TASK DIRECTIONS:
Extract the lines of the material below, beginning with its first line and ending after the line that contains "- Text: −1.3: −1.3: [194, 284, 236, 302]". Reproduce them without any change.

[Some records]
START
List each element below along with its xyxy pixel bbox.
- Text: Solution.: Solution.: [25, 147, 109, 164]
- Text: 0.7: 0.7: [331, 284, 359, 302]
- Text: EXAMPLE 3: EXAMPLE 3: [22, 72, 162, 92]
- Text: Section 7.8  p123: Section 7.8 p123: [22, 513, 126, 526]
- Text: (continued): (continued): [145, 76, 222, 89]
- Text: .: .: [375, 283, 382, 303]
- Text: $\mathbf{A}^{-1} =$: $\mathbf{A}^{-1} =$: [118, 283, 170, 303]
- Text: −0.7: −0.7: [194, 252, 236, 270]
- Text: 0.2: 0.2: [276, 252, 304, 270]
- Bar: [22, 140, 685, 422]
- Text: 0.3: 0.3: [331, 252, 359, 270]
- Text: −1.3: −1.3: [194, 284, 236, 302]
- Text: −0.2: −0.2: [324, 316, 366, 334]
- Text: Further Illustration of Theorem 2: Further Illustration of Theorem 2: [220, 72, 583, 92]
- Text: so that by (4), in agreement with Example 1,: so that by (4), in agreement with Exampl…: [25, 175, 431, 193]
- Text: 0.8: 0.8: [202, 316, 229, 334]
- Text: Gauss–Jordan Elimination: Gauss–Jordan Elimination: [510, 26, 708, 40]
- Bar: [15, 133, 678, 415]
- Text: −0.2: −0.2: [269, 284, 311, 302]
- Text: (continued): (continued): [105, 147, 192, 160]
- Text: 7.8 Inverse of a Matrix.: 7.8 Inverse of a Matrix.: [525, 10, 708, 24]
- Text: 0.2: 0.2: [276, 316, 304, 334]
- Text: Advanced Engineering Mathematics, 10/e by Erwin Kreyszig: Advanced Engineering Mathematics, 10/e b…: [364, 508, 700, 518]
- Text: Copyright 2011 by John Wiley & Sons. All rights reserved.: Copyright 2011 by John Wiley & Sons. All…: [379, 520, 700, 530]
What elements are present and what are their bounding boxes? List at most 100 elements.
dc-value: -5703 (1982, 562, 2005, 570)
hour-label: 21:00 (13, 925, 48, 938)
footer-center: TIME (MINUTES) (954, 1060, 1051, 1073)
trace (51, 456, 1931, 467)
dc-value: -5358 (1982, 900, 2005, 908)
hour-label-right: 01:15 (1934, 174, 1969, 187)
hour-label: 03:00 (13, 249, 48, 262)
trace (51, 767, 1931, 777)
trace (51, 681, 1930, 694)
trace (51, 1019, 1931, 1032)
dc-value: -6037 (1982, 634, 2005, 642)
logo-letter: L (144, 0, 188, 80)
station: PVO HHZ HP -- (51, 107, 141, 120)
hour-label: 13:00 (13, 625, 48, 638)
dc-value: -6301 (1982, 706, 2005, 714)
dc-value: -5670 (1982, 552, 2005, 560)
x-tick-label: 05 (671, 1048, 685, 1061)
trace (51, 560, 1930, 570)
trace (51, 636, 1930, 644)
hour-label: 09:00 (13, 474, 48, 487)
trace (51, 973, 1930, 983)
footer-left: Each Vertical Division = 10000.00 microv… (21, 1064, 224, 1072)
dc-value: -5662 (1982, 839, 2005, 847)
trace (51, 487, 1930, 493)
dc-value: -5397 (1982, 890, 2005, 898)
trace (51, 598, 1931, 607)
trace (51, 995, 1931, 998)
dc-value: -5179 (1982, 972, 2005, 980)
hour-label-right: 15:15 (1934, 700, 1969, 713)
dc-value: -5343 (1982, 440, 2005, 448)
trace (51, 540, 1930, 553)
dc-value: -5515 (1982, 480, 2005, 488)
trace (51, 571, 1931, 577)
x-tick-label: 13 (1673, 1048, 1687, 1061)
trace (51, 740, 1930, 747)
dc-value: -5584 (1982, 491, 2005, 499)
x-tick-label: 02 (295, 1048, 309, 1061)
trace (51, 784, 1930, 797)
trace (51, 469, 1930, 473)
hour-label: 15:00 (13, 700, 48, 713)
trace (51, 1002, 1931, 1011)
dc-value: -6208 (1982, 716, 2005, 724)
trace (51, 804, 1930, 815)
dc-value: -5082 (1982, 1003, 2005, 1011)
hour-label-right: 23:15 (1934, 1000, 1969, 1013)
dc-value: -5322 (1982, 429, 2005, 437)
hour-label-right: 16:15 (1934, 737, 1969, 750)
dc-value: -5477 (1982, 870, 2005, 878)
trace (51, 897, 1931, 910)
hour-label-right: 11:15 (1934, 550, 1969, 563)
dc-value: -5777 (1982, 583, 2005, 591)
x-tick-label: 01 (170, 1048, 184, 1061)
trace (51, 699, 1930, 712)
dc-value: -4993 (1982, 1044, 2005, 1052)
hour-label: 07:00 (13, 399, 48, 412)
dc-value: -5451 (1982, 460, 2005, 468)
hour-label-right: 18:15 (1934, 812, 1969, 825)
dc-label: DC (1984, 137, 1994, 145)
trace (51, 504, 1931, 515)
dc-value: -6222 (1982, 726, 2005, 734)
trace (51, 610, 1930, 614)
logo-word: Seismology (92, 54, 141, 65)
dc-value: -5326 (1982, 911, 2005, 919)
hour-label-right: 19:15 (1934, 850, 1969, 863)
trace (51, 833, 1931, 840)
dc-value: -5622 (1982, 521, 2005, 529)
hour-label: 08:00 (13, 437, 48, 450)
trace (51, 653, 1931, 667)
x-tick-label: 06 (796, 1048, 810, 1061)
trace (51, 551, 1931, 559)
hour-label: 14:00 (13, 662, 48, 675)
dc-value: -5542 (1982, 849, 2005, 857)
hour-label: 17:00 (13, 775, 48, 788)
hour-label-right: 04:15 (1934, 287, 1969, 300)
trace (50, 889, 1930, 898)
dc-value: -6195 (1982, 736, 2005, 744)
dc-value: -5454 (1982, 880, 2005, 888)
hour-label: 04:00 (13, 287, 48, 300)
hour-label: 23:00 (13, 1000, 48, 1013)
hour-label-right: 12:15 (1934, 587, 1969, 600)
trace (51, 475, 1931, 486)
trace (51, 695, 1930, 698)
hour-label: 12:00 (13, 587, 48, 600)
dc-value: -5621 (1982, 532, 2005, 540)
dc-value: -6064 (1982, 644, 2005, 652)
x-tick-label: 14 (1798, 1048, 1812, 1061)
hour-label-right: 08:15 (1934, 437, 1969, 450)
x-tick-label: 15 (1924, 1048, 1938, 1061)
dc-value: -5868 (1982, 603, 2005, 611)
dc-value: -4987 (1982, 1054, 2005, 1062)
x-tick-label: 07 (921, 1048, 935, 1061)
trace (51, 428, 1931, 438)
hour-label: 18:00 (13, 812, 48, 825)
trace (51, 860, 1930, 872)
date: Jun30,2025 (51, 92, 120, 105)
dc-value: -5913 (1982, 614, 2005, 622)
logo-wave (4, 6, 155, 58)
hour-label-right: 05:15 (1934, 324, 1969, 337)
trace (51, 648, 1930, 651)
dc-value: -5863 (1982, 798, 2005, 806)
END
TASK RESPONSE:
List each element below along with its xyxy pixel bbox.
- Text: Solution.: Solution.: [25, 147, 109, 164]
- Text: 0.7: 0.7: [331, 284, 359, 302]
- Text: EXAMPLE 3: EXAMPLE 3: [22, 72, 162, 92]
- Text: Section 7.8  p123: Section 7.8 p123: [22, 513, 126, 526]
- Text: (continued): (continued): [145, 76, 222, 89]
- Text: .: .: [375, 283, 382, 303]
- Text: $\mathbf{A}^{-1} =$: $\mathbf{A}^{-1} =$: [118, 283, 170, 303]
- Text: −0.7: −0.7: [194, 252, 236, 270]
- Text: 0.2: 0.2: [276, 252, 304, 270]
- Bar: [22, 140, 685, 422]
- Text: 0.3: 0.3: [331, 252, 359, 270]
- Text: −1.3: −1.3: [194, 284, 236, 302]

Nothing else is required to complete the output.